> [Task list]
A) According to the forum post on principles and laws, what does a logica utens consist of?
B) Reproduce everything in the forum post on principles and laws from "The principles of logic, Peirce" down to "sense, necessary laws.".

> [Extract provided]
Jon Schmidt, List,
I'd like to take up the distinction between principles and laws.
Jon S: "In other words, Peirce denies that excluded middle is an absolutely
exceptionless law (NEM 4:xiii, no date), which is presumably why he typically
prefers to call it a principle instead."
On its face, I believe this expresses some confusion about the differences
between principles and laws. I think Peirce makes the following sort of
distinction between the two. Consider the following argument, which is from the
second section of Kant's Grounding for the Metaphysics of Morals:
Everything in nature works in accordance with laws. Only a rational being has
the capacity to act in accordance with the representation of laws, that is, in
accordance with principles, or has a will. Since reason is required for the
derivation of actions from laws, the will is nothing other than practical
reason. (Ak 412)
According to a neo-Kantian view of rational laws, a law of logic governs the
relations between the facts expressed in the premisses and conclusion of an
argument. A principle, on the other hand, is our representation of such a law.
A logic utens consists of the habits of inference that embody such principles.
Those principles are subject to criticism precisely because they may not match
up with the laws of logic themselves. The purpose of a philosophical theory of
logic (i.e., a logica docens) is to build on the criticism of our common sense
principles for the sake of arriving at a more adequate theoretical
representation of the truth concerning the real laws that govern the logical
relations between such facts.
As such, we can distinguish between the principles embodied in our logica utens
and the principles embodied in a philosophical theory of logic--and either or
both of these may deviate in some respects from the real laws of logic.
This distinction is at the root of the classification of genuine triadic
relations in "The Logic of Mathematics, an attempt to develop my categories
from within". In this classificatory scheme, the laws of logic function as laws
of fact insofar as they govern those facts directly, and they are in a
genuinely triadic relation to the actual facts and those that are possible
(i.e., in the future).
The principles of logic, on the other hand, function as symbolic
representations that govern the self-controlled growth of our understanding.
The principles of logic, Peirce points out, do not govern brute facts with mere
necessity. Rather, they function as imperatives that dictate how we ought to
think. As such, the principles of logic differ from the laws of logic insofar
as they are in thoroughly genuine triadic relations to the premisses and
conclusions that are part of our inquiries. The principles that govern our
deductive inferences are capable of growth even if the laws of deductive logic
are, in some sense, necessary laws.

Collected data

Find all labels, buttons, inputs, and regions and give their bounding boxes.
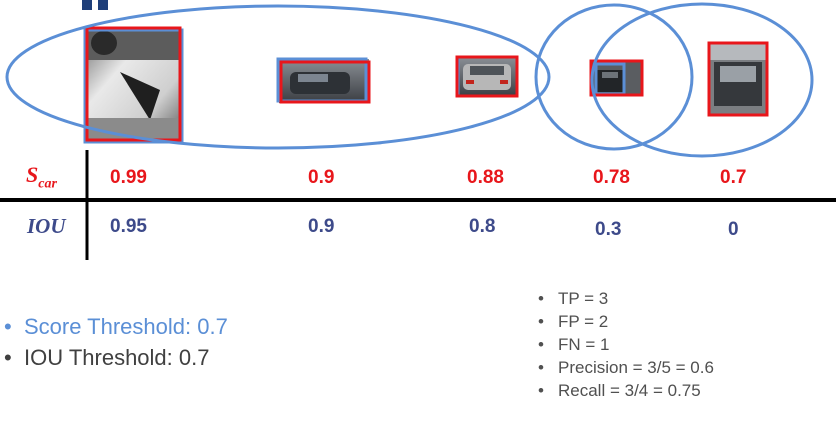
group-ellipse-matched — [5, 4, 551, 150]
score-value: 0.7 — [720, 167, 747, 188]
tp-item: TP = 3 — [538, 287, 714, 310]
recall-item: Recall = 3/4 = 0.75 — [538, 379, 714, 402]
score-row-label: Scar — [26, 162, 57, 192]
iou-threshold-item: IOU Threshold: 0.7 — [4, 342, 228, 373]
score-value: 0.9 — [308, 167, 335, 188]
iou-row-label: IOU — [27, 214, 66, 238]
score-value: 0.99 — [110, 167, 147, 188]
car-crop-1 — [86, 30, 181, 141]
metrics-list: TP = 3 FP = 2 FN = 1 Precision = 3/5 = 0… — [538, 287, 714, 402]
iou-value: 0.8 — [469, 216, 496, 237]
prediction-box-5 — [707, 41, 769, 117]
threshold-list: Score Threshold: 0.7 IOU Threshold: 0.7 — [4, 311, 228, 373]
iou-value: 0 — [728, 219, 739, 240]
car-crop-4 — [592, 62, 642, 96]
score-value: 0.88 — [467, 167, 504, 188]
detection-diagram — [0, 2, 836, 260]
car-crop-5 — [710, 44, 766, 114]
prediction-box-2 — [279, 60, 371, 104]
title-fragment — [0, 0, 120, 10]
iou-value: 0.95 — [110, 216, 147, 237]
fp-item: FP = 2 — [538, 310, 714, 333]
precision-item: Precision = 3/5 = 0.6 — [538, 356, 714, 379]
car-crop-3 — [457, 57, 517, 97]
score-value: 0.78 — [593, 167, 630, 188]
car-crop-2 — [279, 59, 369, 103]
fn-item: FN = 1 — [538, 333, 714, 356]
prediction-box-3 — [455, 55, 519, 98]
score-threshold-item: Score Threshold: 0.7 — [4, 311, 228, 342]
iou-value: 0.3 — [595, 219, 622, 240]
prediction-box-1 — [85, 26, 182, 142]
ground-truth-box-1 — [83, 28, 184, 144]
iou-value: 0.9 — [308, 216, 335, 237]
group-ellipse-false-positive — [590, 2, 814, 158]
group-ellipse-low-iou — [534, 3, 694, 151]
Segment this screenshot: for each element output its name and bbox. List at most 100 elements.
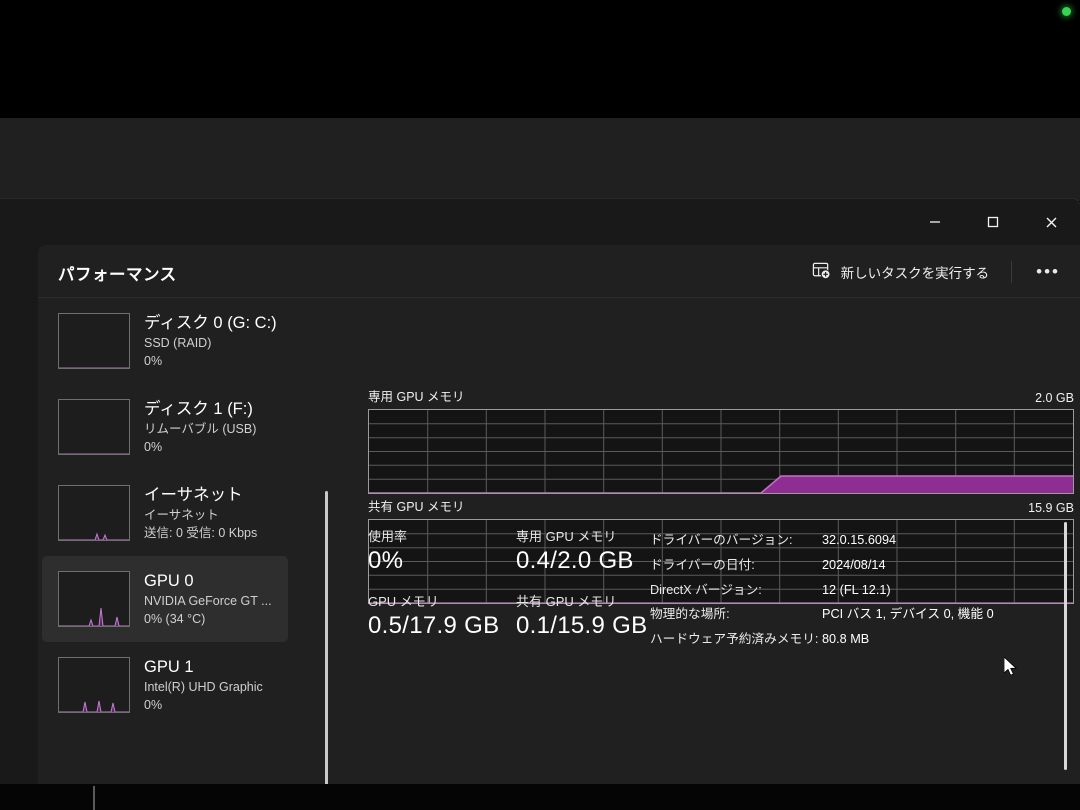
stat-label: 使用率 xyxy=(368,529,408,544)
info-key: ハードウェア予約済みメモリ: xyxy=(650,632,819,647)
info-key: 物理的な場所: xyxy=(650,607,730,622)
sidebar-item-ethernet[interactable]: イーサネット イーサネット 送信: 0 受信: 0 Kbps xyxy=(42,470,288,556)
sidebar-item-title: GPU 1 xyxy=(144,657,194,676)
info-value: 2024/08/14 xyxy=(822,557,886,572)
sidebar-item-subtitle: SSD (RAID) xyxy=(144,336,212,350)
resource-sidebar[interactable]: ディスク 0 (G: C:) SSD (RAID) 0% ディスク 1 (F:)… xyxy=(38,298,292,784)
graph-plot-area xyxy=(368,519,1074,604)
sidebar-item-metric: 0% xyxy=(144,440,163,455)
sidebar-item-subtitle: リムーバブル (USB) xyxy=(144,422,257,436)
stat-value: 0.1/15.9 GB xyxy=(516,612,648,639)
sidebar-item-gpu0[interactable]: GPU 0 NVIDIA GeForce GT ... 0% (34 °C) xyxy=(42,556,288,642)
info-key: DirectX バージョン: xyxy=(650,582,762,597)
stat-dedicated-gpu-memory: 専用 GPU メモリ 0.4/2.0 GB xyxy=(516,526,634,575)
stat-value: 0.5/17.9 GB xyxy=(368,612,500,639)
desktop-bottom-tick xyxy=(93,786,95,810)
sidebar-item-text: ディスク 0 (G: C:) SSD (RAID) 0% xyxy=(144,312,277,371)
sidebar-scrollbar[interactable] xyxy=(325,491,328,796)
spark-line xyxy=(59,700,129,712)
sidebar-item-text: イーサネット イーサネット 送信: 0 受信: 0 Kbps xyxy=(144,484,257,543)
stat-label: GPU メモリ xyxy=(368,594,439,609)
sidebar-item-metric: 0% xyxy=(144,354,163,369)
spark-fill xyxy=(59,534,129,540)
graph-gridlines xyxy=(369,410,1073,493)
sidebar-item-disk0[interactable]: ディスク 0 (G: C:) SSD (RAID) 0% xyxy=(42,298,288,384)
sidebar-item-subtitle: イーサネット xyxy=(144,508,219,522)
sidebar-item-subtitle: NVIDIA GeForce GT ... xyxy=(144,594,272,608)
mouse-cursor xyxy=(1003,656,1018,677)
stat-label: 共有 GPU メモリ xyxy=(516,594,617,609)
graph-plot-area xyxy=(368,409,1074,494)
info-key: ドライバーの日付: xyxy=(650,557,755,572)
info-value: 12 (FL 12.1) xyxy=(822,582,891,597)
sparkline-disk0 xyxy=(58,313,130,369)
sparkline-ethernet xyxy=(58,485,130,541)
spark-fill xyxy=(59,701,129,712)
stat-value: 0.4/2.0 GB xyxy=(516,547,634,574)
info-row: ハードウェア予約済みメモリ: 80.8 MB xyxy=(650,627,994,652)
desktop-bottom-band xyxy=(0,784,1080,810)
graph-title: 専用 GPU メモリ xyxy=(368,390,465,404)
info-row: ドライバーのバージョン: 32.0.15.6094 xyxy=(650,528,994,553)
graph-gridlines xyxy=(369,520,1073,603)
spark-line xyxy=(59,532,129,540)
graph-area-fill xyxy=(369,476,1073,493)
graph-title: 共有 GPU メモリ xyxy=(368,500,465,514)
sidebar-item-text: GPU 0 NVIDIA GeForce GT ... 0% (34 °C) xyxy=(144,570,272,629)
task-manager-maximize-button[interactable] xyxy=(964,199,1022,245)
stat-utilization: 使用率 0% xyxy=(368,526,407,575)
header-actions: 新しいタスクを実行する ••• xyxy=(800,245,1074,298)
info-value: PCI バス 1, デバイス 0, 機能 0 xyxy=(822,607,994,622)
performance-header: パフォーマンス xyxy=(38,245,1080,298)
sparkline-gpu0 xyxy=(58,571,130,627)
info-value: 32.0.15.6094 xyxy=(822,533,897,547)
task-manager-window-controls xyxy=(906,199,1080,245)
spark-fill xyxy=(59,608,129,626)
info-row: ドライバーの日付: 2024/08/14 xyxy=(650,553,994,578)
graph-label-row: 専用 GPU メモリ 2.0 GB xyxy=(368,386,1074,405)
sidebar-item-title: GPU 0 xyxy=(144,571,194,590)
sidebar-item-metric: 0% (34 °C) xyxy=(144,612,206,627)
graph-series-dedicated xyxy=(369,475,1073,493)
graph-max-value: 2.0 GB xyxy=(1035,391,1074,405)
new-task-icon xyxy=(812,261,831,283)
gpu-info-table: ドライバーのバージョン: 32.0.15.6094 ドライバーの日付: 2024… xyxy=(650,528,994,652)
sidebar-item-title: ディスク 1 (F:) xyxy=(144,399,253,418)
page-title: パフォーマンス xyxy=(58,266,177,284)
sidebar-item-metric: 0% xyxy=(144,698,163,713)
spark-line xyxy=(59,607,129,626)
settings-window: 設定の検索 xyxy=(0,118,1080,294)
stat-value: 0% xyxy=(368,547,404,574)
dedicated-gpu-memory-graph: 専用 GPU メモリ 2.0 GB xyxy=(368,386,1074,494)
task-manager-titlebar[interactable] xyxy=(0,199,1080,245)
more-options-button[interactable]: ••• xyxy=(1036,262,1060,281)
run-new-task-button[interactable]: 新しいタスクを実行する xyxy=(800,254,1002,290)
content-scrollbar[interactable] xyxy=(1064,522,1067,770)
info-row: 物理的な場所: PCI バス 1, デバイス 0, 機能 0 xyxy=(650,602,994,627)
sidebar-item-subtitle: Intel(R) UHD Graphic xyxy=(144,680,263,694)
info-key: ドライバーのバージョン: xyxy=(650,533,793,547)
sidebar-item-title: イーサネット xyxy=(144,485,243,504)
sidebar-item-text: ディスク 1 (F:) リムーバブル (USB) 0% xyxy=(144,398,256,457)
sidebar-item-metric: 送信: 0 受信: 0 Kbps xyxy=(144,526,258,541)
sidebar-item-gpu1[interactable]: GPU 1 Intel(R) UHD Graphic 0% xyxy=(42,642,288,728)
info-row: DirectX バージョン: 12 (FL 12.1) xyxy=(650,578,994,603)
recording-dot-icon xyxy=(1062,7,1071,16)
task-manager-minimize-button[interactable] xyxy=(906,199,964,245)
sidebar-item-title: ディスク 0 (G: C:) xyxy=(144,313,277,332)
sidebar-item-disk1[interactable]: ディスク 1 (F:) リムーバブル (USB) 0% xyxy=(42,384,288,470)
graph-line xyxy=(369,475,1073,493)
stat-shared-gpu-memory: 共有 GPU メモリ 0.1/15.9 GB xyxy=(516,591,647,640)
sparkline-gpu1 xyxy=(58,657,130,713)
task-manager-close-button[interactable] xyxy=(1022,199,1080,245)
shared-gpu-memory-graph: 共有 GPU メモリ 15.9 GB xyxy=(368,496,1074,604)
task-manager-window: パフォーマンス xyxy=(0,199,1080,796)
graph-label-row: 共有 GPU メモリ 15.9 GB xyxy=(368,496,1074,515)
desktop-background xyxy=(0,0,1080,118)
stat-gpu-memory: GPU メモリ 0.5/17.9 GB xyxy=(368,591,499,640)
task-manager-body: パフォーマンス xyxy=(38,245,1080,796)
graph-max-value: 15.9 GB xyxy=(1028,501,1074,515)
info-value: 80.8 MB xyxy=(822,632,870,647)
header-divider xyxy=(1011,260,1013,283)
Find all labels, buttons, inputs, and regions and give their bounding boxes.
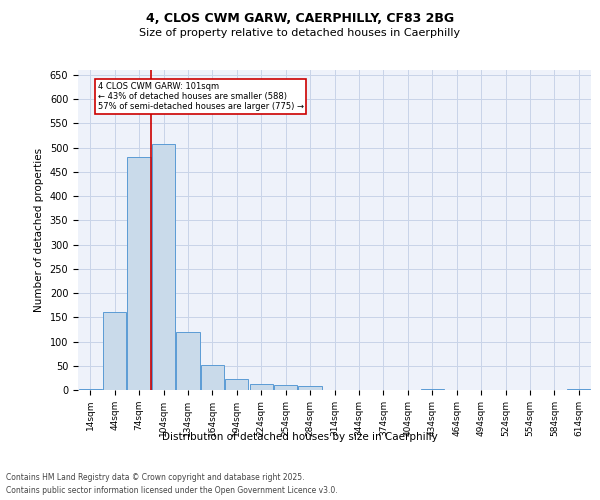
Bar bbox=[127, 158, 151, 390]
Text: Size of property relative to detached houses in Caerphilly: Size of property relative to detached ho… bbox=[139, 28, 461, 38]
Bar bbox=[152, 144, 175, 390]
Bar bbox=[250, 384, 273, 390]
Bar bbox=[421, 388, 444, 390]
Text: Contains public sector information licensed under the Open Government Licence v3: Contains public sector information licen… bbox=[6, 486, 338, 495]
Bar bbox=[79, 388, 102, 390]
Bar bbox=[103, 312, 126, 390]
Bar bbox=[567, 388, 590, 390]
Bar bbox=[201, 365, 224, 390]
Text: 4 CLOS CWM GARW: 101sqm
← 43% of detached houses are smaller (588)
57% of semi-d: 4 CLOS CWM GARW: 101sqm ← 43% of detache… bbox=[98, 82, 304, 112]
Text: Distribution of detached houses by size in Caerphilly: Distribution of detached houses by size … bbox=[162, 432, 438, 442]
Text: Contains HM Land Registry data © Crown copyright and database right 2025.: Contains HM Land Registry data © Crown c… bbox=[6, 472, 305, 482]
Bar bbox=[225, 380, 248, 390]
Text: 4, CLOS CWM GARW, CAERPHILLY, CF83 2BG: 4, CLOS CWM GARW, CAERPHILLY, CF83 2BG bbox=[146, 12, 454, 26]
Y-axis label: Number of detached properties: Number of detached properties bbox=[34, 148, 44, 312]
Bar bbox=[176, 332, 200, 390]
Bar bbox=[298, 386, 322, 390]
Bar bbox=[274, 384, 297, 390]
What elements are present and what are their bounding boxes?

> [Answers provided]
A) It consists of the habits of inference that embody principles.

B)
The principles of logic, Peirce points out, do not govern brute facts with mere
necessity. Rather, they function as imperatives that dictate how we ought to
think. As such, the principles of logic differ from the laws of logic insofar
as they are in thoroughly genuine triadic relations to the premisses and
conclusions that are part of our inquiries. The principles that govern our
deductive inferences are capable of growth even if the laws of deductive logic
are, in some sense, necessary laws.